§ What to do: Images are not part of the copy; write out the rest of the data exactly as given.

---------- Dataset records

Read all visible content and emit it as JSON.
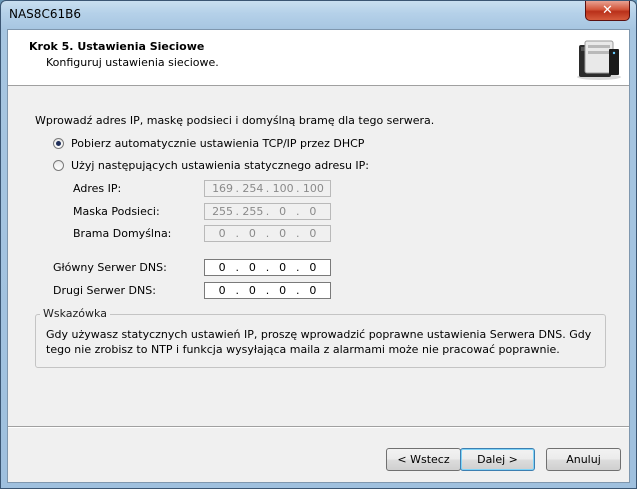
{
  "window": {
    "title": "NAS8C61B6",
    "close_label": "✕"
  },
  "header": {
    "step_title": "Krok 5. Ustawienia Sieciowe",
    "step_subtitle": "Konfiguruj ustawienia sieciowe.",
    "icon": "nas-device-icon"
  },
  "form": {
    "intro": "Wprowadź adres IP, maskę podsieci i domyślną bramę dla tego serwera.",
    "radio_dhcp": {
      "label": "Pobierz automatycznie ustawienia TCP/IP przez DHCP",
      "checked": true
    },
    "radio_static": {
      "label": "Użyj następujących ustawienia statycznego adresu IP:",
      "checked": false
    },
    "ip": {
      "label": "Adres IP:",
      "octets": [
        "169",
        "254",
        "100",
        "100"
      ],
      "enabled": false
    },
    "mask": {
      "label": "Maska Podsieci:",
      "octets": [
        "255",
        "255",
        "0",
        "0"
      ],
      "enabled": false
    },
    "gateway": {
      "label": "Brama Domyślna:",
      "octets": [
        "0",
        "0",
        "0",
        "0"
      ],
      "enabled": false
    },
    "dns1": {
      "label": "Główny Serwer DNS:",
      "octets": [
        "0",
        "0",
        "0",
        "0"
      ],
      "enabled": true
    },
    "dns2": {
      "label": "Drugi Serwer DNS:",
      "octets": [
        "0",
        "0",
        "0",
        "0"
      ],
      "enabled": true
    }
  },
  "hint": {
    "title": "Wskazówka",
    "text": "Gdy używasz statycznych ustawień IP, proszę wprowadzić poprawne ustawienia Serwera DNS. Gdy tego nie zrobisz to NTP i funkcja wysyłająca maila z alarmami może nie pracować poprawnie."
  },
  "buttons": {
    "back": "< Wstecz",
    "next": "Dalej >",
    "cancel": "Anuluj"
  }
}
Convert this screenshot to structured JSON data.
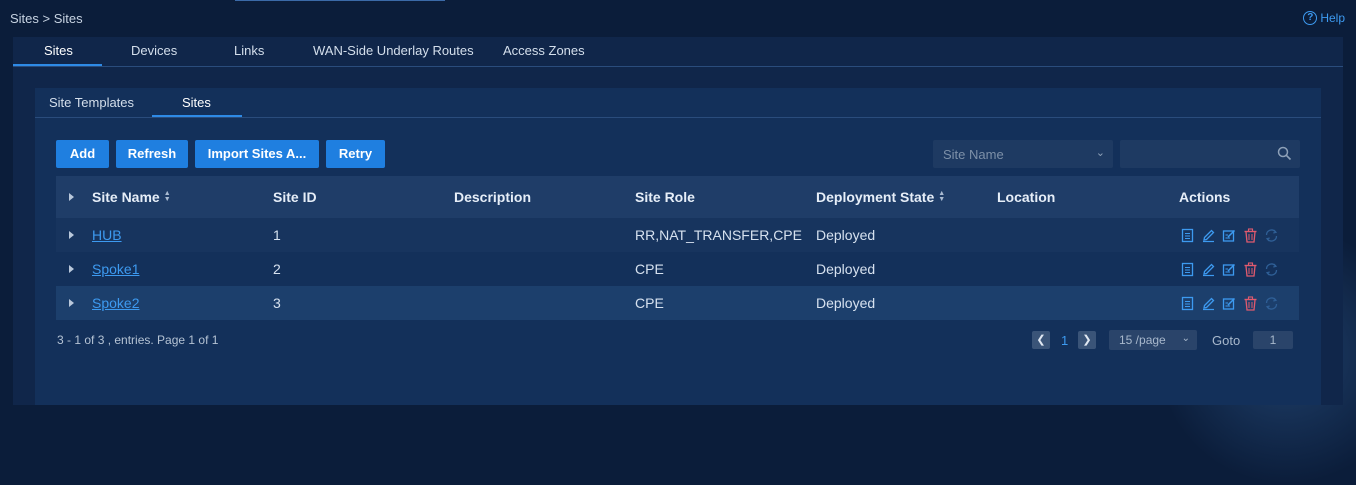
{
  "breadcrumb": "Sites > Sites",
  "help_label": "Help",
  "main_tabs": [
    {
      "label": "Sites"
    },
    {
      "label": "Devices"
    },
    {
      "label": "Links"
    },
    {
      "label": "WAN-Side Underlay Routes"
    },
    {
      "label": "Access Zones"
    }
  ],
  "sub_tabs": [
    {
      "label": "Site Templates"
    },
    {
      "label": "Sites"
    }
  ],
  "toolbar": {
    "add": "Add",
    "refresh": "Refresh",
    "import": "Import Sites A...",
    "retry": "Retry"
  },
  "filter": {
    "select_placeholder": "Site Name",
    "search_value": ""
  },
  "table": {
    "headers": [
      "Site Name",
      "Site ID",
      "Description",
      "Site Role",
      "Deployment State",
      "Location",
      "Actions"
    ],
    "rows": [
      {
        "name": "HUB",
        "id": "1",
        "description": "",
        "role": "RR,NAT_TRANSFER,CPE",
        "state": "Deployed",
        "location": ""
      },
      {
        "name": "Spoke1",
        "id": "2",
        "description": "",
        "role": "CPE",
        "state": "Deployed",
        "location": ""
      },
      {
        "name": "Spoke2",
        "id": "3",
        "description": "",
        "role": "CPE",
        "state": "Deployed",
        "location": ""
      }
    ]
  },
  "pagination": {
    "summary": "3 - 1 of 3 , entries. Page 1 of 1",
    "current_page": "1",
    "per_page": "15 /page",
    "goto_label": "Goto",
    "goto_value": "1"
  },
  "icons": {
    "detail": "document-icon",
    "edit": "pencil-icon",
    "edit_config": "edit-box-icon",
    "delete": "trash-icon",
    "sync": "refresh-icon"
  },
  "colors": {
    "accent": "#1f7fe0",
    "link": "#3d9af0",
    "delete": "#e05a6e"
  }
}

--------------------

§ Reply to the task:
Read all visible content and emit it as JSON.
{
  "window": {
    "title": "NAS8C61B6",
    "close_label": "✕"
  },
  "header": {
    "step_title": "Krok 5. Ustawienia Sieciowe",
    "step_subtitle": "Konfiguruj ustawienia sieciowe.",
    "icon": "nas-device-icon"
  },
  "form": {
    "intro": "Wprowadź adres IP, maskę podsieci i domyślną bramę dla tego serwera.",
    "radio_dhcp": {
      "label": "Pobierz automatycznie ustawienia TCP/IP przez DHCP",
      "checked": true
    },
    "radio_static": {
      "label": "Użyj następujących ustawienia statycznego adresu IP:",
      "checked": false
    },
    "ip": {
      "label": "Adres IP:",
      "octets": [
        "169",
        "254",
        "100",
        "100"
      ],
      "enabled": false
    },
    "mask": {
      "label": "Maska Podsieci:",
      "octets": [
        "255",
        "255",
        "0",
        "0"
      ],
      "enabled": false
    },
    "gateway": {
      "label": "Brama Domyślna:",
      "octets": [
        "0",
        "0",
        "0",
        "0"
      ],
      "enabled": false
    },
    "dns1": {
      "label": "Główny Serwer DNS:",
      "octets": [
        "0",
        "0",
        "0",
        "0"
      ],
      "enabled": true
    },
    "dns2": {
      "label": "Drugi Serwer DNS:",
      "octets": [
        "0",
        "0",
        "0",
        "0"
      ],
      "enabled": true
    }
  },
  "hint": {
    "title": "Wskazówka",
    "text": "Gdy używasz statycznych ustawień IP, proszę wprowadzić poprawne ustawienia Serwera DNS. Gdy tego nie zrobisz to NTP i funkcja wysyłająca maila z alarmami może nie pracować poprawnie."
  },
  "buttons": {
    "back": "< Wstecz",
    "next": "Dalej >",
    "cancel": "Anuluj"
  }
}
Convert this screenshot to structured JSON data.
{
  "breadcrumb": "Sites > Sites",
  "help_label": "Help",
  "main_tabs": [
    {
      "label": "Sites"
    },
    {
      "label": "Devices"
    },
    {
      "label": "Links"
    },
    {
      "label": "WAN-Side Underlay Routes"
    },
    {
      "label": "Access Zones"
    }
  ],
  "sub_tabs": [
    {
      "label": "Site Templates"
    },
    {
      "label": "Sites"
    }
  ],
  "toolbar": {
    "add": "Add",
    "refresh": "Refresh",
    "import": "Import Sites A...",
    "retry": "Retry"
  },
  "filter": {
    "select_placeholder": "Site Name",
    "search_value": ""
  },
  "table": {
    "headers": [
      "Site Name",
      "Site ID",
      "Description",
      "Site Role",
      "Deployment State",
      "Location",
      "Actions"
    ],
    "rows": [
      {
        "name": "HUB",
        "id": "1",
        "description": "",
        "role": "RR,NAT_TRANSFER,CPE",
        "state": "Deployed",
        "location": ""
      },
      {
        "name": "Spoke1",
        "id": "2",
        "description": "",
        "role": "CPE",
        "state": "Deployed",
        "location": ""
      },
      {
        "name": "Spoke2",
        "id": "3",
        "description": "",
        "role": "CPE",
        "state": "Deployed",
        "location": ""
      }
    ]
  },
  "pagination": {
    "summary": "3 - 1 of 3 , entries. Page 1 of 1",
    "current_page": "1",
    "per_page": "15 /page",
    "goto_label": "Goto",
    "goto_value": "1"
  },
  "icons": {
    "detail": "document-icon",
    "edit": "pencil-icon",
    "edit_config": "edit-box-icon",
    "delete": "trash-icon",
    "sync": "refresh-icon"
  },
  "colors": {
    "accent": "#1f7fe0",
    "link": "#3d9af0",
    "delete": "#e05a6e"
  }
}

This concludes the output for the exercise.